* [Kutipan Halaman]:
_ _ _ _ _

Pendahuluan:
Globalisasi adalah sebuah fenomena yang
tidak bisa dihindari oleh semua bangsa dan negara di dunia, dimana globalisasi
telah menjadikan individu, kelompok bahkan suatu negara mempunyai suatu keterhubungan
dan ketergantungan satu sama lainnya.
Dalam proses interaksi antar bangsa, didalam globalisasi terkandung dua
dimensi, yaitu dimensi ruang dan waktu, dimana dimensi ruang makin dipersempit
dan waktu makin dipersingkat. Dengan
makin sempitnya ruang dan singkatnya waktu maka globalisasi akan mempengaruhi
berbagai sektor kehidupan seperti idiologi, politik, ekonomi, sosial budaya,
pertahanan dan keamanan, dll. Berkaitan dengan idiologi dan sosial budaya sebagai
faktor dari nasionalisme, maka pengaruh globalisasi dapat menggerus nilai-nilai
nasionalisme bangsa, apalagi apabila ada faktor pendorongnya yaitu
perkembangan ilmu pengetahuan dan teknologi.

_ _ _ _ _

[Entri Koleksi]
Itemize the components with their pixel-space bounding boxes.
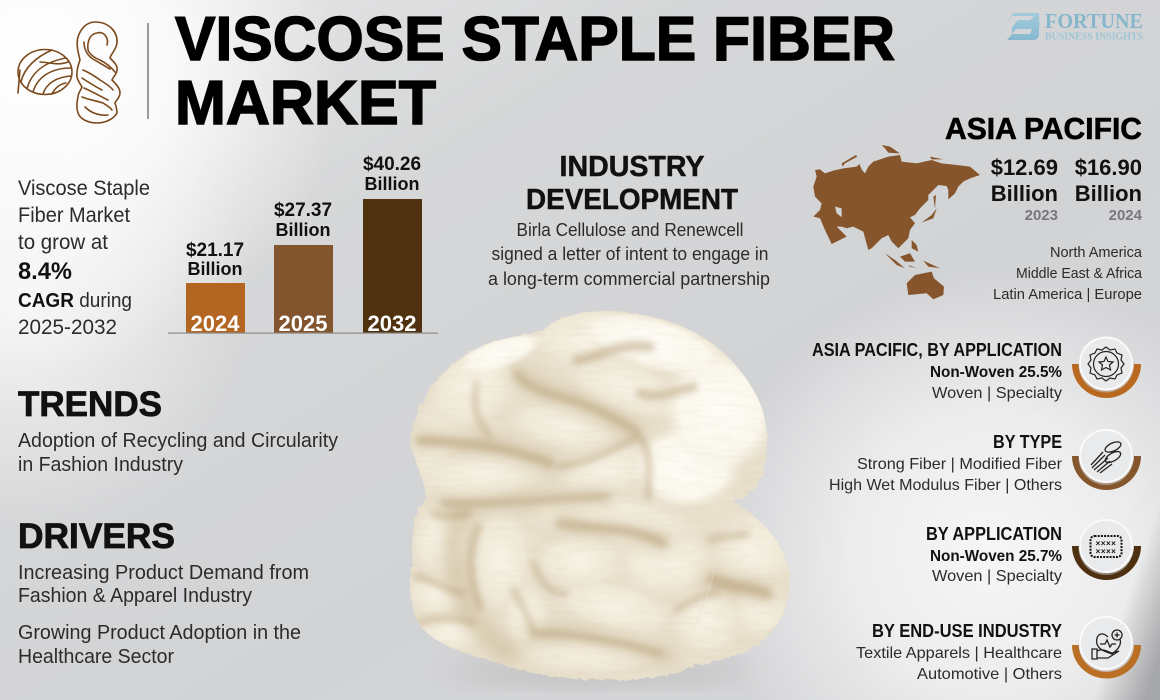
bar 2024: 2024: [191, 311, 240, 336]
industry development: Birla Cellulose and Renewcell: [516, 220, 744, 240]
industry development: DEVELOPMENT: [526, 184, 738, 216]
icon: yarn ball: [18, 50, 72, 94]
bright outer coil: [464, 312, 766, 506]
segment: Asia Pacific by application: Non-Woven 25.5%: [930, 364, 1062, 381]
logo icon: yarn ball and skein: [18, 22, 120, 123]
asia pacific panel: $12.69: [991, 155, 1058, 180]
bar 2024: Billion: [188, 259, 242, 279]
market growth text: Fiber Market: [18, 204, 130, 227]
logo: Fortune Business Insights: BUSINESS INSIGHTS: [1045, 32, 1143, 42]
segment: by end-use industry: Automotive | Others: [917, 666, 1062, 683]
bar 2032: Billion: [364, 174, 420, 194]
bar 2025: Billion: [276, 220, 330, 240]
bar 2032: [363, 154, 422, 336]
segment: by end-use industry: Textile Apparels | Healthcare: [856, 645, 1062, 662]
market growth text: Viscose Staple: [18, 177, 150, 200]
segment: by end-use industry: BY END-USE INDUSTRY: [872, 621, 1062, 641]
segment: by end-use industry: [856, 617, 1141, 683]
drivers: Fashion & Apparel Industry: [18, 585, 252, 607]
drivers: Growing Product Adoption in the: [18, 622, 301, 644]
broad warm shading: [423, 373, 767, 657]
map: Asia Pacific: [813, 145, 980, 299]
asia pacific panel: North America: [1050, 244, 1143, 261]
divider: [147, 23, 149, 119]
segment: by type: [829, 430, 1141, 494]
segment: Asia Pacific by application: [812, 338, 1141, 402]
title: [175, 5, 895, 138]
segment: by type: Strong Fiber | Modified Fiber: [857, 456, 1063, 473]
industry development: signed a letter of intent to engage in: [492, 244, 768, 264]
icon: fiber bundle: [1072, 430, 1141, 490]
bar 2024: $21.17: [186, 240, 244, 261]
fine fiber texture: [508, 358, 732, 472]
trends: in Fashion Industry: [18, 454, 183, 476]
strand lobes: [403, 307, 800, 680]
industry development: a long-term commercial partnership: [488, 269, 770, 289]
tan creases: [417, 346, 767, 653]
industry development: [488, 151, 770, 289]
asia pacific panel: [945, 111, 1143, 303]
market growth text: 8.4%: [18, 258, 72, 285]
fiber shadow: [450, 660, 750, 684]
segment: by application: BY APPLICATION: [926, 524, 1062, 544]
title: MARKET: [175, 69, 436, 138]
logo mark: [1007, 13, 1040, 40]
title: VISCOSE STAPLE FIBER: [175, 5, 895, 74]
drivers: Increasing Product Demand from: [18, 562, 309, 584]
icon: non-woven fabric: [1072, 520, 1141, 580]
asia pacific panel: Middle East & Africa: [1016, 265, 1143, 282]
icon: healthcare hand: [1072, 617, 1141, 678]
bar 2025: [274, 200, 333, 336]
segment: by application: Woven | Specialty: [932, 568, 1062, 585]
logo: Fortune Business Insights: [1007, 9, 1143, 42]
asia pacific panel: Billion: [991, 181, 1058, 206]
segment: by type: BY TYPE: [993, 432, 1062, 452]
drivers: DRIVERS: [18, 517, 175, 556]
market growth text: CAGR during: [18, 290, 132, 312]
stray fibers: [533, 351, 717, 653]
icon: yarn skein: [77, 22, 120, 123]
asia pacific panel: ASIA PACIFIC: [945, 111, 1142, 146]
icon: non-woven fabric: ××××: [1096, 539, 1116, 548]
segment: by application: [926, 520, 1141, 585]
logo: Fortune Business Insights: FORTUNE: [1045, 9, 1143, 33]
asia pacific panel: 2024: [1109, 207, 1143, 224]
segment: Asia Pacific by application: Woven | Specialty: [932, 385, 1062, 402]
bar chart: market size: [168, 154, 438, 336]
market growth text: [18, 177, 150, 339]
bar 2032: $40.26: [363, 154, 421, 175]
segment: by application: Non-Woven 25.7%: [930, 548, 1062, 565]
bar 2032: 2032: [368, 311, 416, 336]
bar 2025: $27.37: [274, 200, 332, 221]
asia pacific panel: Billion: [1075, 181, 1142, 206]
asia pacific panel: 2023: [1025, 207, 1058, 224]
icon: non-woven fabric: ××××: [1096, 547, 1116, 556]
bar 2024: [186, 240, 245, 336]
image: viscose fiber bundle: [400, 295, 800, 697]
asia pacific panel: $16.90: [1075, 155, 1142, 180]
trends: Adoption of Recycling and Circularity: [18, 430, 338, 452]
market growth text: 2025-2032: [18, 316, 117, 339]
industry development: INDUSTRY: [560, 151, 704, 183]
segment: by type: High Wet Modulus Fiber | Others: [829, 477, 1062, 494]
trends: [18, 385, 338, 476]
icon: quality badge: [1072, 338, 1141, 398]
asia pacific panel: Latin America | Europe: [993, 286, 1142, 303]
drivers: Healthcare Sector: [18, 646, 174, 668]
drivers: [18, 517, 309, 668]
trends: TRENDS: [18, 385, 162, 424]
segment: Asia Pacific by application: ASIA PACIFIC, BY APPLICATION: [812, 340, 1062, 360]
bar 2025: 2025: [279, 311, 327, 336]
market growth text: to grow at: [18, 231, 108, 254]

_ _ _ _ _

* [Tugas yang Dikerjakan]:
a: Sebutkan semua sektor kehidupan yang menurut teks tentang globalisasi dapat dipengaruhi oleh globalisasi.
b: Tolong lanjutkan teks tentang globalisasi dari kalimat terakhirnya.
Item-item tersebut diambil dari sumber lain.

* [Hasil per Tugas]:
a:
- idiologi
- politik
- ekonomi
- sosial budaya
- pertahanan dan keamanan

b:
Derasnya arus informasi yang masuk ke
Indonesia akibat pesatnya
perkembangan Iptek bisa berdampak positif maupun negatif. Sisi
positifnya antara lain; pemerintahan harus dijalankan secara terbuka dan
demokratis; timbulnya pasar
internasional dan kesempatan kerja; etos kerja yang tinggi; disiplin; dll. Sisi negatifnya-pun tidak kalah
banyak, terutama apabila dihadapkan dengan nasionalisme bangsa, yaitu;
munculnya paham liberalisme yang bisa menggerus nilai-nilai luhur Pancasila;
tergerusnya identitas diri sebagai bangsa; kesenjangan sosial yang semakin
tinggi; sikap apatisme dan individualisme yang semakin tinggi; dll. Sisi negatif ini apabila kita biarkan dan
tidak disikapi dengan benar dapat berpengaruh pada melemahnya daya saing
bangsa.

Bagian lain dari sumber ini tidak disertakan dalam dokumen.